[Data items]
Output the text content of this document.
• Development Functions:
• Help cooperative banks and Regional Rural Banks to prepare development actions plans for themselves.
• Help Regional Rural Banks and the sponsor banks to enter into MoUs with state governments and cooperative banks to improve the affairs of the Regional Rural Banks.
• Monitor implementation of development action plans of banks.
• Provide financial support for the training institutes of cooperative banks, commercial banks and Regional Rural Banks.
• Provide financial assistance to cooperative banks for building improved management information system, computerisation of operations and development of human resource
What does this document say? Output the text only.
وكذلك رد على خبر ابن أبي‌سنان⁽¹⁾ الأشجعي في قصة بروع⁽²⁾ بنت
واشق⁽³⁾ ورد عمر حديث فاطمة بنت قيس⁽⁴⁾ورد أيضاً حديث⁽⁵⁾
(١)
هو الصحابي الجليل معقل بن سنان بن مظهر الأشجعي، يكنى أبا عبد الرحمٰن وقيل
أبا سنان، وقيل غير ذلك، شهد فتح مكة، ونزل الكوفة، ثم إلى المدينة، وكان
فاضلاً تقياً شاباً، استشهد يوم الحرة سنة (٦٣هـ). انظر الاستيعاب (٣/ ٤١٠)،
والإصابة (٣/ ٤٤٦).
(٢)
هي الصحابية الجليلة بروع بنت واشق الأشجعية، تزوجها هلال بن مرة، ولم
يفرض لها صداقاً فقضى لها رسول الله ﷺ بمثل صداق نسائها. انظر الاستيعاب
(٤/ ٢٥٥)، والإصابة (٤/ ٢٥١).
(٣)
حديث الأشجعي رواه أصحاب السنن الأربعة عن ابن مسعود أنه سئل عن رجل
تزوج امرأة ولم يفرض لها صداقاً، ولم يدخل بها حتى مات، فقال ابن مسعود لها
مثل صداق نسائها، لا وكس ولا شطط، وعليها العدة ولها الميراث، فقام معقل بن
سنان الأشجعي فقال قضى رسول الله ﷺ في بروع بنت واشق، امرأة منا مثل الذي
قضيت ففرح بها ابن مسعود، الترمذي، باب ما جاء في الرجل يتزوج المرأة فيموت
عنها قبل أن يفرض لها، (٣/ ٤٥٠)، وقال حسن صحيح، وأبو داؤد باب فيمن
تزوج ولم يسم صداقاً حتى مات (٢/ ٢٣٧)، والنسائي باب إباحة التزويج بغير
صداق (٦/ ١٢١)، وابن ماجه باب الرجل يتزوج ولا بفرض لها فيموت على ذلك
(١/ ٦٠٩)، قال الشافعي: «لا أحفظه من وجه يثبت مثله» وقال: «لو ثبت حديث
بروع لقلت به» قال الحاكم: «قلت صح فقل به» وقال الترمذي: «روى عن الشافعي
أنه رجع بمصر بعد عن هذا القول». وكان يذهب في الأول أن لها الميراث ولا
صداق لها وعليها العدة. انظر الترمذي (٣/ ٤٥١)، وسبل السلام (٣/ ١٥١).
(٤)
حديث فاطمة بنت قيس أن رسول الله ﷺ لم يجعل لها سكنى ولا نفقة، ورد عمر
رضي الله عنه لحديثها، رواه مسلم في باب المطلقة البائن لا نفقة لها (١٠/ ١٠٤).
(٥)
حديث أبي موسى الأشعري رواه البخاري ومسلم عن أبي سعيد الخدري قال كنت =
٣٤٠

• [Written instruction]:
Above are some records. Print them all exactly.

• [Answer for the task]:
Output the text content of this document.
• Development Functions:
• Help cooperative banks and Regional Rural Banks to prepare development actions plans for themselves.
• Help Regional Rural Banks and the sponsor banks to enter into MoUs with state governments and cooperative banks to improve the affairs of the Regional Rural Banks.
• Monitor implementation of development action plans of banks.
• Provide financial support for the training institutes of cooperative banks, commercial banks and Regional Rural Banks.
• Provide financial assistance to cooperative banks for building improved management information system, computerisation of operations and development of human resource
What does this document say? Output the text only.
وكذلك رد على خبر ابن أبي‌سنان⁽¹⁾ الأشجعي في قصة بروع⁽²⁾ بنت
واشق⁽³⁾ ورد عمر حديث فاطمة بنت قيس⁽⁴⁾ورد أيضاً حديث⁽⁵⁾
(١)
هو الصحابي الجليل معقل بن سنان بن مظهر الأشجعي، يكنى أبا عبد الرحمٰن وقيل
أبا سنان، وقيل غير ذلك، شهد فتح مكة، ونزل الكوفة، ثم إلى المدينة، وكان
فاضلاً تقياً شاباً، استشهد يوم الحرة سنة (٦٣هـ). انظر الاستيعاب (٣/ ٤١٠)،
والإصابة (٣/ ٤٤٦).
(٢)
هي الصحابية الجليلة بروع بنت واشق الأشجعية، تزوجها هلال بن مرة، ولم
يفرض لها صداقاً فقضى لها رسول الله ﷺ بمثل صداق نسائها. انظر الاستيعاب
(٤/ ٢٥٥)، والإصابة (٤/ ٢٥١).
(٣)
حديث الأشجعي رواه أصحاب السنن الأربعة عن ابن مسعود أنه سئل عن رجل
تزوج امرأة ولم يفرض لها صداقاً، ولم يدخل بها حتى مات، فقال ابن مسعود لها
مثل صداق نسائها، لا وكس ولا شطط، وعليها العدة ولها الميراث، فقام معقل بن
سنان الأشجعي فقال قضى رسول الله ﷺ في بروع بنت واشق، امرأة منا مثل الذي
قضيت ففرح بها ابن مسعود، الترمذي، باب ما جاء في الرجل يتزوج المرأة فيموت
عنها قبل أن يفرض لها، (٣/ ٤٥٠)، وقال حسن صحيح، وأبو داؤد باب فيمن
تزوج ولم يسم صداقاً حتى مات (٢/ ٢٣٧)، والنسائي باب إباحة التزويج بغير
صداق (٦/ ١٢١)، وابن ماجه باب الرجل يتزوج ولا بفرض لها فيموت على ذلك
(١/ ٦٠٩)، قال الشافعي: «لا أحفظه من وجه يثبت مثله» وقال: «لو ثبت حديث
بروع لقلت به» قال الحاكم: «قلت صح فقل به» وقال الترمذي: «روى عن الشافعي
أنه رجع بمصر بعد عن هذا القول». وكان يذهب في الأول أن لها الميراث ولا
صداق لها وعليها العدة. انظر الترمذي (٣/ ٤٥١)، وسبل السلام (٣/ ١٥١).
(٤)
حديث فاطمة بنت قيس أن رسول الله ﷺ لم يجعل لها سكنى ولا نفقة، ورد عمر
رضي الله عنه لحديثها، رواه مسلم في باب المطلقة البائن لا نفقة لها (١٠/ ١٠٤).
(٥)
حديث أبي موسى الأشعري رواه البخاري ومسلم عن أبي سعيد الخدري قال كنت =
٣٤٠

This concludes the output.